→ **Request 1**
In the MILD combustion project text, rewrite the paragraph beginning "The MILD combustion process is utilized" as a short bulleted list that keeps its main facts.

→ **Excerpt**
SubsidieMeestersMILD Combustion with Nitrogen and Carbon Dioxide Reforming
This project aims to develop a scalable process for CO2 and nitrogen management through biomass pyrolysis and MILD combustion, producing syngas and biochar for sustainable energy and soil enhancement.
Projectdetails
Introduction
Reduced net emissions of carbon dioxide (CO2) are necessary to achieve the goals of limited global warming and ensure a sustainable future for our society. This proposal presents a versatile and scalable process for the management and valorization of CO2 and nitrogen.
Pyrolysis Process
Starting from biomass residues, a first step in the proposed scheme involves a pyrolysis process that results in the release of pyrolysis oil of rather low heating value. However, combustion under very diluted conditions using a Moderate or Intense Low-oxygen Dilution (MILD) concept allows for efficient and low-pollutant energy conversion.
MILD Combustion and Syngas Generation
The MILD combustion process is utilized for a CO2 reforming step resulting in the generation of syngas. The pyrolysis and the reforming are supplied by heat from the MILD combustion that can be further supplemented by intermittent energy sources such as solar and wind power.

→ **Records**
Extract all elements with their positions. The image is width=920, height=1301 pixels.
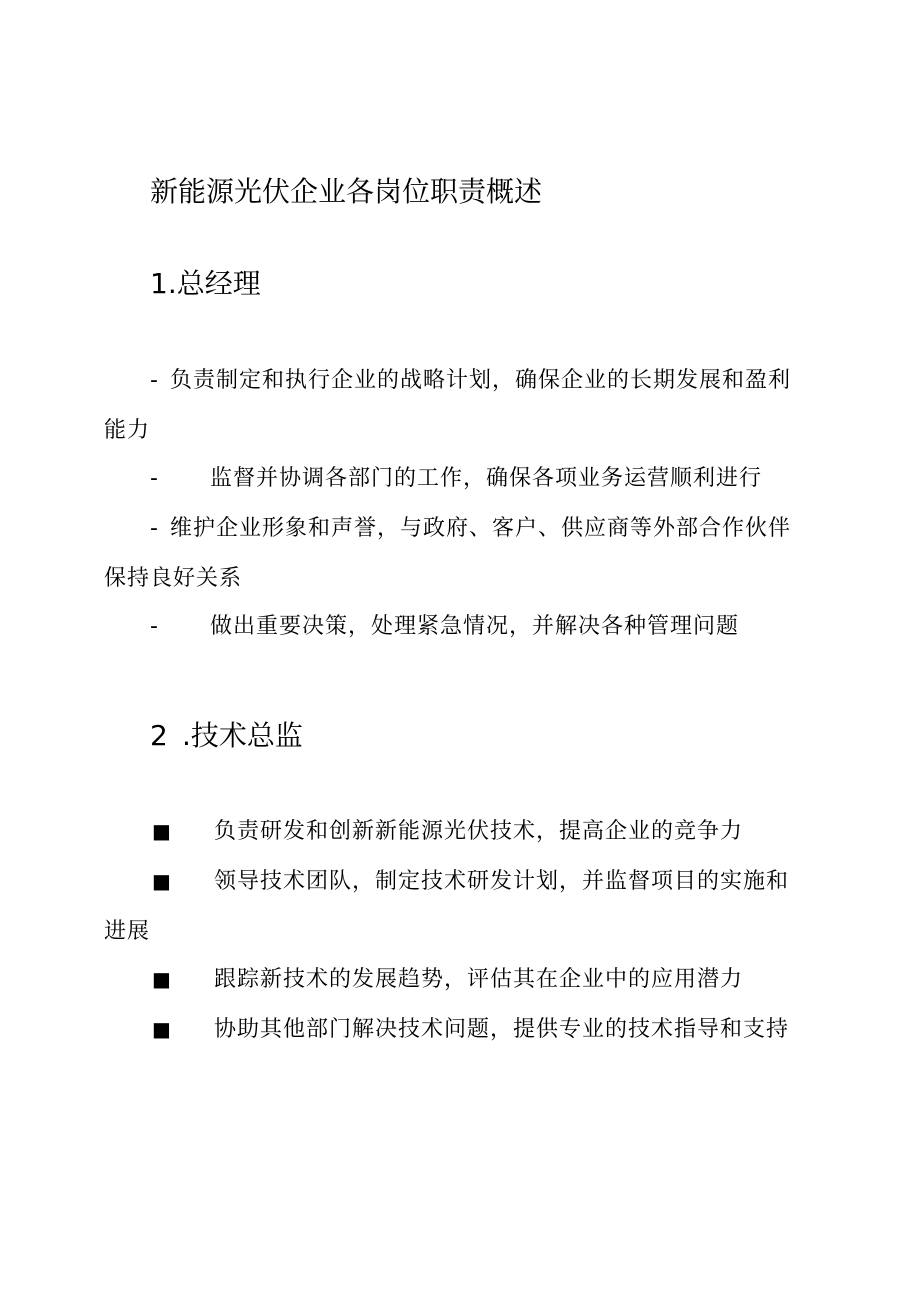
square-bullet-icon: ■	[152, 967, 172, 991]
list-item	[104, 806, 804, 857]
dash-marker: -	[150, 516, 159, 541]
list-item	[104, 856, 804, 957]
list-item	[104, 954, 804, 1005]
list-item-text: 领导技术团队，制定技术研发计划，并监督项目的实施和	[214, 869, 790, 894]
list-item-line	[104, 504, 804, 554]
list-item-text: 负责研发和创新新能源光伏技术，提高企业的竞争力	[214, 819, 744, 844]
square-bullet-icon: ■	[152, 819, 172, 843]
list-item-line	[104, 954, 804, 1005]
list-item-line	[104, 602, 804, 652]
dash-marker: -	[150, 368, 159, 393]
dash-marker: -	[150, 466, 159, 491]
section-number: 2	[150, 719, 168, 752]
list-item-text: 跟踪新技术的发展趋势，评估其在企业中的应用潜力	[214, 967, 744, 992]
list-item-continuation: 保持良好关系	[104, 566, 243, 591]
section-heading-general-manager: 1.总经理	[150, 267, 261, 300]
section-heading-technical-director	[150, 716, 303, 756]
list-item-continuation: 进展	[104, 919, 151, 944]
list-item-text: 监督并协调各部门的工作，确保各项业务运营顺利进行	[210, 466, 763, 491]
list-item-line	[104, 356, 804, 406]
list-item-line	[104, 454, 804, 504]
list-item	[104, 356, 804, 456]
list-item	[104, 504, 804, 604]
square-bullet-icon: ■	[152, 1017, 172, 1041]
list-item	[104, 454, 804, 504]
list-item	[104, 602, 804, 652]
dash-marker: -	[150, 614, 159, 639]
square-bullet-icon: ■	[152, 869, 172, 893]
section-title: .技术总监	[182, 719, 303, 752]
list-item	[104, 1004, 804, 1055]
list-item-text: 做出重要决策，处理紧急情况，并解决各种管理问题	[210, 614, 740, 639]
list-item-text: 维护企业形象和声誉，与政府、客户、供应商等外部合作伙伴	[170, 516, 792, 541]
document-title: 新能源光伏企业各岗位职责概述	[150, 175, 543, 208]
list-item-text: 负责制定和执行企业的战略计划，确保企业的长期发展和盈利	[170, 368, 792, 393]
list-item-line	[104, 806, 804, 857]
list-item-text: 协助其他部门解决技术问题，提供专业的技术指导和支持	[214, 1017, 790, 1042]
list-item-continuation: 能力	[104, 418, 151, 443]
list-item-line	[104, 1004, 804, 1055]
list-item-line	[104, 856, 804, 907]
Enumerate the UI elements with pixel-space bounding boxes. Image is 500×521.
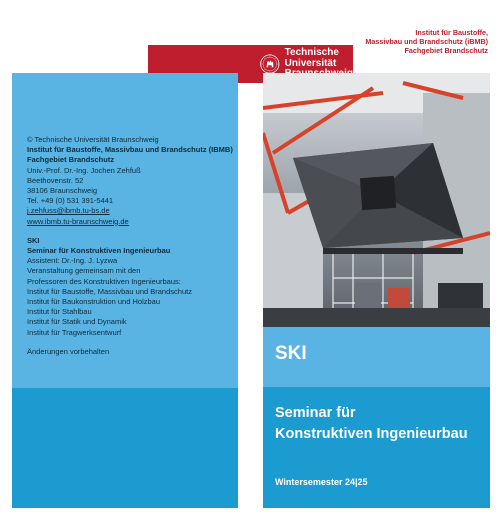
institute-name: Institut für Baustoffe, Massivbau und Brandschutz (IBMB)	[27, 145, 233, 155]
institute-line: Institut für Baustoffe,	[415, 28, 488, 37]
cover-title-band	[263, 327, 490, 387]
email-link[interactable]: j.zehfuss@ibmb.tu-bs.de	[27, 206, 110, 216]
assistant-name: Assistent: Dr.-Ing. J. Lyzwa	[27, 256, 118, 266]
cover-title: SKI	[275, 343, 307, 364]
contact-person: Univ.-Prof. Dr.-Ing. Jochen Zehfuß	[27, 165, 141, 175]
ski-subheading: Seminar für Konstruktiven Ingenieurbau	[27, 246, 171, 256]
info-line: Veranstaltung gemeinsam mit den	[27, 266, 141, 276]
info-line: Institut für Baukonstruktion und Holzbau	[27, 297, 160, 307]
copyright-text: © Technische Universität Braunschweig	[27, 135, 159, 144]
subtitle-line: Seminar für	[275, 405, 356, 421]
institute-line: Massivbau und Brandschutz (iBMB)	[365, 36, 488, 46]
info-line: Institut für Baustoffe, Massivbau und Brandschutz	[27, 286, 192, 296]
back-panel-dark	[12, 388, 238, 508]
subtitle-line: Konstruktiven Ingenieurbau	[275, 426, 468, 442]
photo-illustration	[263, 73, 490, 327]
street-address: Beethovenstr. 52	[27, 175, 84, 185]
department-name: Fachgebiet Brandschutz	[27, 155, 115, 165]
info-line: Professoren des Konstruktiven Ingenieurbaus:	[27, 276, 181, 286]
info-line: Institut für Stahlbau	[27, 307, 92, 317]
cover-subtitle-band	[263, 387, 490, 508]
website-link[interactable]: www.ibmb.tu-braunschweig.de	[27, 216, 129, 226]
fire-test-facility-photo	[263, 73, 490, 327]
semester-label: Wintersemester 24|25	[275, 477, 368, 487]
logo-line: Universität	[284, 57, 337, 69]
phone-number: Tel. +49 (0) 531 391-5441	[27, 196, 114, 206]
logo-line: Technische	[284, 47, 339, 59]
institute-header	[365, 29, 488, 55]
back-panel	[12, 73, 238, 508]
info-line: Institut für Statik und Dynamik	[27, 317, 127, 327]
cover-subtitle	[275, 403, 468, 445]
ski-heading: SKI	[27, 235, 40, 245]
institute-line: Fachgebiet Brandschutz	[404, 45, 488, 55]
changes-note: Änderungen vorbehalten	[27, 346, 110, 356]
info-line: Institut für Tragwerksentwurf	[27, 327, 122, 337]
contact-block	[27, 135, 235, 357]
city-address: 38106 Braunschweig	[27, 186, 98, 196]
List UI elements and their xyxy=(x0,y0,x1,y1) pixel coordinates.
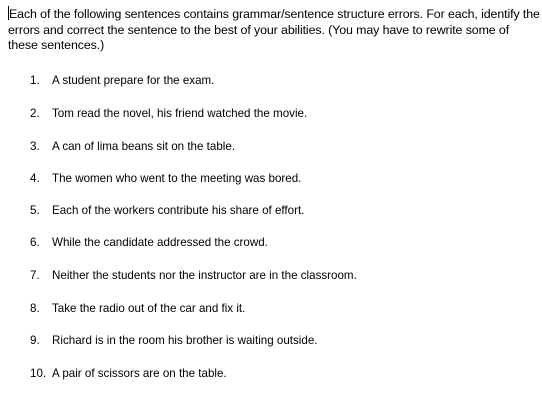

→ **Request 2**
From the records, copy out every line from the one with "967, 172, 991]" to the one with "368, 159, 393]", both included.

→ **Correct output 1**
- MILD combustion is used for a CO2 reforming step that generates syngas.
- Heat from MILD combustion supplies both the pyrolysis and the reforming.
- This heat can be further supplemented by intermittent energy sources such as solar and wind power.

→ **Correct output 2**
square-bullet-icon: ■	[152, 967, 172, 991]
list-item	[104, 806, 804, 857]
dash-marker: -	[150, 516, 159, 541]
list-item	[104, 856, 804, 957]
list-item	[104, 954, 804, 1005]
list-item-text: 领导技术团队，制定技术研发计划，并监督项目的实施和	[214, 869, 790, 894]
list-item-line	[104, 504, 804, 554]
list-item-text: 负责研发和创新新能源光伏技术，提高企业的竞争力	[214, 819, 744, 844]
square-bullet-icon: ■	[152, 819, 172, 843]
list-item-line	[104, 954, 804, 1005]
list-item-line	[104, 602, 804, 652]
dash-marker: -	[150, 368, 159, 393]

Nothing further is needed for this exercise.